_Provided entries:_
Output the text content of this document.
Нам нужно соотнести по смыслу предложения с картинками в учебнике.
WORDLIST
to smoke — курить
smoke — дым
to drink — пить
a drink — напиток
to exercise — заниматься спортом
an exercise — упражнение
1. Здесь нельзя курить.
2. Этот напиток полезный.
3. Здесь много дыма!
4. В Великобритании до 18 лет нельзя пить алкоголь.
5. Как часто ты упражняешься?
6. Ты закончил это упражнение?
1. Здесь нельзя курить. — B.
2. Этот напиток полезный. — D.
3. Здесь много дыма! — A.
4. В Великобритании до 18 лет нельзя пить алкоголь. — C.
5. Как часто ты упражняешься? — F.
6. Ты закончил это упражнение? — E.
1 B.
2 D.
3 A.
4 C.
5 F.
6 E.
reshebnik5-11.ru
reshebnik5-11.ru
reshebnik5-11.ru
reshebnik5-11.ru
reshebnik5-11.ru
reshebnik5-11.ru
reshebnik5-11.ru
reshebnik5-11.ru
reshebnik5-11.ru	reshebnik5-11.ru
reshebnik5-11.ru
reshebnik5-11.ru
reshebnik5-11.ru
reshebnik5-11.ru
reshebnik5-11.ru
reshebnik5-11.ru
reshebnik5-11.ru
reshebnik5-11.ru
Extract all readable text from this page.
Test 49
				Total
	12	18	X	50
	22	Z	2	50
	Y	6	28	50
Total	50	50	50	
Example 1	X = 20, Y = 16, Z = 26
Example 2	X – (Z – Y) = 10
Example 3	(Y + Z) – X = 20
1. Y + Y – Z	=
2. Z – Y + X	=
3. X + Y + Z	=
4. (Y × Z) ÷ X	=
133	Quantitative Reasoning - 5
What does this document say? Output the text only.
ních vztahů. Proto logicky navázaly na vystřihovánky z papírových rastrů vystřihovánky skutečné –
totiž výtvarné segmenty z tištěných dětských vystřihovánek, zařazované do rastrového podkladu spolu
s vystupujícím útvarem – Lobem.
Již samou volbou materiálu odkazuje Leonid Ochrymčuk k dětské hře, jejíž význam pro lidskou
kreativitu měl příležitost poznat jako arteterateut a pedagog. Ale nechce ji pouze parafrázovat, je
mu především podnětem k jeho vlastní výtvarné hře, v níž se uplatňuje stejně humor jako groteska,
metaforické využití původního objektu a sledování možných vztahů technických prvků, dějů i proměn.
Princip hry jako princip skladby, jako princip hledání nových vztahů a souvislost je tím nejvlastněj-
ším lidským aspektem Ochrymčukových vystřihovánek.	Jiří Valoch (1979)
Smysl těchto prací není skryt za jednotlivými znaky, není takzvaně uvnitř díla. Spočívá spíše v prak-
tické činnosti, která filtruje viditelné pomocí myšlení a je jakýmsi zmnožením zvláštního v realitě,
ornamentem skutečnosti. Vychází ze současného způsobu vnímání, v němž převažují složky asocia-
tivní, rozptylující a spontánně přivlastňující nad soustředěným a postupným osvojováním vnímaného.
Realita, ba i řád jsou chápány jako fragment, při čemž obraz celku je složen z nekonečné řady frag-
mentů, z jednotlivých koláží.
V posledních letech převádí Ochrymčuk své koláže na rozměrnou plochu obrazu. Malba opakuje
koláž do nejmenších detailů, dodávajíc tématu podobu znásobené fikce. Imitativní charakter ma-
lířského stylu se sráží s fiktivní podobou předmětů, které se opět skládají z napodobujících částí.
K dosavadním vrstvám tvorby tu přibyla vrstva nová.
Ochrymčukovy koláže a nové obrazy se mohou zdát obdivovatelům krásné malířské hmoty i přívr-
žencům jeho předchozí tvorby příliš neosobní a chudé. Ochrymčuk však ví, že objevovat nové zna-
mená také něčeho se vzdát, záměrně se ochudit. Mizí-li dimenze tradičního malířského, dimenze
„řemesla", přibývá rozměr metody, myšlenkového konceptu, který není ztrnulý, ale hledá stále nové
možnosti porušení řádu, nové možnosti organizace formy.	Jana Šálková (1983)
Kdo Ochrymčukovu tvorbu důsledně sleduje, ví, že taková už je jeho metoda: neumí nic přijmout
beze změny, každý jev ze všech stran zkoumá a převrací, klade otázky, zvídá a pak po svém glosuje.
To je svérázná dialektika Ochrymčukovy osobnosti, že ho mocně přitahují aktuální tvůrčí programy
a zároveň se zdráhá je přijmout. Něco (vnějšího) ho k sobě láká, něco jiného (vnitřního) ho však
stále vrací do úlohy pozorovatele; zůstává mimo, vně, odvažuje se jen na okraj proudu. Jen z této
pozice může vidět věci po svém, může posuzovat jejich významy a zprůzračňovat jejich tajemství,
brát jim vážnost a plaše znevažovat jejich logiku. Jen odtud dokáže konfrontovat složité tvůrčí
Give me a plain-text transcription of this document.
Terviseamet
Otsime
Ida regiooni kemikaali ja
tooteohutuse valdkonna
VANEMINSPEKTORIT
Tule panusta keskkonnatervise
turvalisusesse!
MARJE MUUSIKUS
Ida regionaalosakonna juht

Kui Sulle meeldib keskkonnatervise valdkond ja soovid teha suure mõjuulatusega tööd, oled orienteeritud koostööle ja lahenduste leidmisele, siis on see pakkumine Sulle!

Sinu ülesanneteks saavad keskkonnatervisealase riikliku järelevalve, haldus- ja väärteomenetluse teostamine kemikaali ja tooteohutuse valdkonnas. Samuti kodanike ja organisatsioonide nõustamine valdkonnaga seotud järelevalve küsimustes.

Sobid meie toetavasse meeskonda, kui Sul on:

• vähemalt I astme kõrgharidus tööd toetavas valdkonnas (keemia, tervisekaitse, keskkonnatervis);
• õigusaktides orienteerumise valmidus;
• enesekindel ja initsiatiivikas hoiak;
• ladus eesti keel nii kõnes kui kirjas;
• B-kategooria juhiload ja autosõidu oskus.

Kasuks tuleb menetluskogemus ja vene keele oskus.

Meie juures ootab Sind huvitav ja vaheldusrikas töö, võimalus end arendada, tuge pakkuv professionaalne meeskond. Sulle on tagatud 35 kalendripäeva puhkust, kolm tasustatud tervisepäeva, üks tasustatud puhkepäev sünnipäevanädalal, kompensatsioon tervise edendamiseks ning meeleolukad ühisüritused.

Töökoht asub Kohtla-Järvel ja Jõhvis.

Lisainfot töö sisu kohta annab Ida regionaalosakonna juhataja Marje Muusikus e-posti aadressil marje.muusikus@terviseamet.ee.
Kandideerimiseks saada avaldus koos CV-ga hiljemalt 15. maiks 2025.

_The problem:_ Where a line holds "tvorby", copy it out.

_Result of the task:_
K dosavadním vrstvám tvorby tu přibyla vrstva nová.
žencům jeho předchozí tvorby příliš neosobní a chudé. Ochrymčuk však ví, že objevovat nové zna-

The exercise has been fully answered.